Prompt:
Each line of the data that includes the string "после" is to be copied out.
───── Supplied entries ─────
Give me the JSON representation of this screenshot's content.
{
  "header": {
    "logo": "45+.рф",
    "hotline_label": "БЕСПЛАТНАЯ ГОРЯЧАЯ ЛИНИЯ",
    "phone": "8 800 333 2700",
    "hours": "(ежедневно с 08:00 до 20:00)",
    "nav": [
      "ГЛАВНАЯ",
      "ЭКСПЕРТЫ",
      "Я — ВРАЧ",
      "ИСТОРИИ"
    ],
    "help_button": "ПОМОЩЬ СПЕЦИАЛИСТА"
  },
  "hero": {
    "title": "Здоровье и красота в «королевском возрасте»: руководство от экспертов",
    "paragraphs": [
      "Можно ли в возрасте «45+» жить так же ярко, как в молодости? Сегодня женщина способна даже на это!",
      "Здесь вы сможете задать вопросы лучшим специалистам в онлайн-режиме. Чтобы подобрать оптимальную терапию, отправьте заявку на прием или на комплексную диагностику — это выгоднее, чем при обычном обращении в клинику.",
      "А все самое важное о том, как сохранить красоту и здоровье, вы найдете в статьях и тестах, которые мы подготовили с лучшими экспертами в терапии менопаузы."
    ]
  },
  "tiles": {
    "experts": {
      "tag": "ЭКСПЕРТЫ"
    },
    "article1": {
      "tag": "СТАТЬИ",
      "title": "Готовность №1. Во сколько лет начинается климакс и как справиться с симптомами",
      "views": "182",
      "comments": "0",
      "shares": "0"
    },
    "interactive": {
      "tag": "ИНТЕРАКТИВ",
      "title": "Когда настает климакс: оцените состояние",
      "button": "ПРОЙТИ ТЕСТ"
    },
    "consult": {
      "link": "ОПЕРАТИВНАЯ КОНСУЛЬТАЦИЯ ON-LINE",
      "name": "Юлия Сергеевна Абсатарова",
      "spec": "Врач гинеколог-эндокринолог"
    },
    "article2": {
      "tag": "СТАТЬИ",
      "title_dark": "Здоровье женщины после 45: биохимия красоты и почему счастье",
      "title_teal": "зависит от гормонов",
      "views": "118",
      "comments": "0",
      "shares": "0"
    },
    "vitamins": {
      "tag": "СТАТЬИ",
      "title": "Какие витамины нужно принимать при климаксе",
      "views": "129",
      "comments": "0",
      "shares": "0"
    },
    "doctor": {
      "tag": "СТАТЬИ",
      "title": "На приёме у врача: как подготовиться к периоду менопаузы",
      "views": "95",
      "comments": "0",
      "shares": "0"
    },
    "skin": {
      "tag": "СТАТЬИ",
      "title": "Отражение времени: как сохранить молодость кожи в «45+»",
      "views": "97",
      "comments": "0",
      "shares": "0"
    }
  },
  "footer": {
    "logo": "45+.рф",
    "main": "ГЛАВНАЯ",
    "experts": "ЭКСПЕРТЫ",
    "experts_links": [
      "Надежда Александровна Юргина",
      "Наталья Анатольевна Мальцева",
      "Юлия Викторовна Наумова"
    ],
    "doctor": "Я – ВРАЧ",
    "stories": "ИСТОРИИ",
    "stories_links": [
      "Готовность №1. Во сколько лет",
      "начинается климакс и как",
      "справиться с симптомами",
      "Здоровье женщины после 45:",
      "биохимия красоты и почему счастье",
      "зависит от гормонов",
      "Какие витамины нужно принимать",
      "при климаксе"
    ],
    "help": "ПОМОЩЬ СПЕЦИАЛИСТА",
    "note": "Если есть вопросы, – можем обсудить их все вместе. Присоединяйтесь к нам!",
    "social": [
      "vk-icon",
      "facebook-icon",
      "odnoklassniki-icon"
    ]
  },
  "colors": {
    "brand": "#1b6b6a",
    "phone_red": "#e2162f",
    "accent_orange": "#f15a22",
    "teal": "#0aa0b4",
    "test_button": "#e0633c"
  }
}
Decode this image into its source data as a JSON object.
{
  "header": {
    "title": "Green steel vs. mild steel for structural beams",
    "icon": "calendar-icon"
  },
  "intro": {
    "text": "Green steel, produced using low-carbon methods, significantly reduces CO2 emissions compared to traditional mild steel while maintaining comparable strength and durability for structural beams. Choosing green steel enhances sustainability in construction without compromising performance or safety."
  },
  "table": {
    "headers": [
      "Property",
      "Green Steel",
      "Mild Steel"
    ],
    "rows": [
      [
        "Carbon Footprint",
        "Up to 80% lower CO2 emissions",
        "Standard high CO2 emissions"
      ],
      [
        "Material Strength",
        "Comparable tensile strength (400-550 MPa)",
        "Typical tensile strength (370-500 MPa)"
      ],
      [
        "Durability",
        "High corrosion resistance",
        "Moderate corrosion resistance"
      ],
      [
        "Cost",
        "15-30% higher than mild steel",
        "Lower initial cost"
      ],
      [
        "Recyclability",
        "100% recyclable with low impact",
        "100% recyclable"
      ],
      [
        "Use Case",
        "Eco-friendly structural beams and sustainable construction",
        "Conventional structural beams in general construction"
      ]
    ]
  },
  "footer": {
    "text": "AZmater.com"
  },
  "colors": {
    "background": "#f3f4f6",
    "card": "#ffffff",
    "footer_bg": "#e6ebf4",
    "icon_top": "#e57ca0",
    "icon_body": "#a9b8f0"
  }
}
─────
Complete output:
      "title_dark": "Здоровье женщины после 45: биохимия красоты и почему счастье",
      "Здоровье женщины после 45:",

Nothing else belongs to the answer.